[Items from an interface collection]
^^^^^^^^
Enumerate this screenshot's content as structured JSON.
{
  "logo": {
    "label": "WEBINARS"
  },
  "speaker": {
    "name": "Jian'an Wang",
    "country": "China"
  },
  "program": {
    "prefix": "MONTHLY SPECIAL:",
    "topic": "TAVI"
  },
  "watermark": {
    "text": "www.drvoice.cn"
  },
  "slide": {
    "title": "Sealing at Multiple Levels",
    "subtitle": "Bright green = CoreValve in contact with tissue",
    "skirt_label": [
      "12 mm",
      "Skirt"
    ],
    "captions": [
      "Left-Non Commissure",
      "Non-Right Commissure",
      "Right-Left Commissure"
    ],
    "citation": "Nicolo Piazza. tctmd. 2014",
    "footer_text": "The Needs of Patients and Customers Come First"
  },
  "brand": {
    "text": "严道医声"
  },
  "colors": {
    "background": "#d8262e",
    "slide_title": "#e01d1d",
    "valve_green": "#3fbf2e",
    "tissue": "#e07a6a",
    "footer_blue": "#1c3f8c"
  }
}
^^^^^^^^
*YOUR ASSIGNMENT:* Each entry above needs to be duplicated exactly.

*EXERCISE RESPONSE:*
Enumerate this screenshot's content as structured JSON.
{
  "logo": {
    "label": "WEBINARS"
  },
  "speaker": {
    "name": "Jian'an Wang",
    "country": "China"
  },
  "program": {
    "prefix": "MONTHLY SPECIAL:",
    "topic": "TAVI"
  },
  "watermark": {
    "text": "www.drvoice.cn"
  },
  "slide": {
    "title": "Sealing at Multiple Levels",
    "subtitle": "Bright green = CoreValve in contact with tissue",
    "skirt_label": [
      "12 mm",
      "Skirt"
    ],
    "captions": [
      "Left-Non Commissure",
      "Non-Right Commissure",
      "Right-Left Commissure"
    ],
    "citation": "Nicolo Piazza. tctmd. 2014",
    "footer_text": "The Needs of Patients and Customers Come First"
  },
  "brand": {
    "text": "严道医声"
  },
  "colors": {
    "background": "#d8262e",
    "slide_title": "#e01d1d",
    "valve_green": "#3fbf2e",
    "tissue": "#e07a6a",
    "footer_blue": "#1c3f8c"
  }
}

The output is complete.